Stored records

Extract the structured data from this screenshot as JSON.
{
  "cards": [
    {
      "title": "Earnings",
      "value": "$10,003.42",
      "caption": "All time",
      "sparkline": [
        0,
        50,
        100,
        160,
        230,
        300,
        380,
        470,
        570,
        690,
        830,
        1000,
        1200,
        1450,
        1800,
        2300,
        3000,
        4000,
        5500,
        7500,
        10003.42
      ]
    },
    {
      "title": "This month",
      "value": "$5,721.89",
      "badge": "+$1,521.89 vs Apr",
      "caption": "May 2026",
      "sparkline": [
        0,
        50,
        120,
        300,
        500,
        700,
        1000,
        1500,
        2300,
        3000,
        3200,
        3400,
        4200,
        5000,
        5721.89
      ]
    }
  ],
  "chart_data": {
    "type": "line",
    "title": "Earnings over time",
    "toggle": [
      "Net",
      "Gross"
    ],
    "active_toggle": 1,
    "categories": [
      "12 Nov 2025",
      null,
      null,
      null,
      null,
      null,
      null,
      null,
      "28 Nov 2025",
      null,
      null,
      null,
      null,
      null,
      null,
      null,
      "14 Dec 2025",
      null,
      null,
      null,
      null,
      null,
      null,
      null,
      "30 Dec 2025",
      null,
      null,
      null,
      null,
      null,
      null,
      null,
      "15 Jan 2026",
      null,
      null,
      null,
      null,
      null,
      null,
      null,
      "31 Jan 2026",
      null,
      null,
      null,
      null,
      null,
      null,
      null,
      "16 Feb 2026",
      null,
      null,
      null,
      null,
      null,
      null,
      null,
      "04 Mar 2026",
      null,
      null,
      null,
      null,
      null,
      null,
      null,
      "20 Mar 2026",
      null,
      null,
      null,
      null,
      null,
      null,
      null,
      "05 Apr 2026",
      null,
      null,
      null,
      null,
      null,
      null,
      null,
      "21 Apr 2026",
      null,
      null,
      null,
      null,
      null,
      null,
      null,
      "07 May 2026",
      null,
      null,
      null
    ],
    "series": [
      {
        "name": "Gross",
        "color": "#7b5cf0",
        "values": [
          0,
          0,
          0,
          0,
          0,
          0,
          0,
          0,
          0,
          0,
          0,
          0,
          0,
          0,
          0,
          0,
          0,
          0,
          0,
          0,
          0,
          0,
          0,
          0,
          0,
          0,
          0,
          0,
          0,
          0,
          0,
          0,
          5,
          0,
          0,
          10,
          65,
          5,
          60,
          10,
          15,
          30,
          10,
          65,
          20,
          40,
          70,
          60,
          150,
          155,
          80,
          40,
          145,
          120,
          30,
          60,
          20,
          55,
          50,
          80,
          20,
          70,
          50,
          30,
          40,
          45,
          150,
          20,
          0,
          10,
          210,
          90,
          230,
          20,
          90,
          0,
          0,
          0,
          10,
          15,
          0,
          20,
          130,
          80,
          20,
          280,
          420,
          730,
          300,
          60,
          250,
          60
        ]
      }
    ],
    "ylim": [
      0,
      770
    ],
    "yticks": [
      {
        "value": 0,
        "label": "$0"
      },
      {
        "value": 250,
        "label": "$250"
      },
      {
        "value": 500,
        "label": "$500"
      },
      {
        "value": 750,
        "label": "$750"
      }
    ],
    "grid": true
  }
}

_WHAT IS NEEDED_: Find all the lines containing "title" in the material, then copy them.

_CORRECT ANSWER_:
      "title": "Earnings",
      "title": "This month",
    "title": "Earnings over time",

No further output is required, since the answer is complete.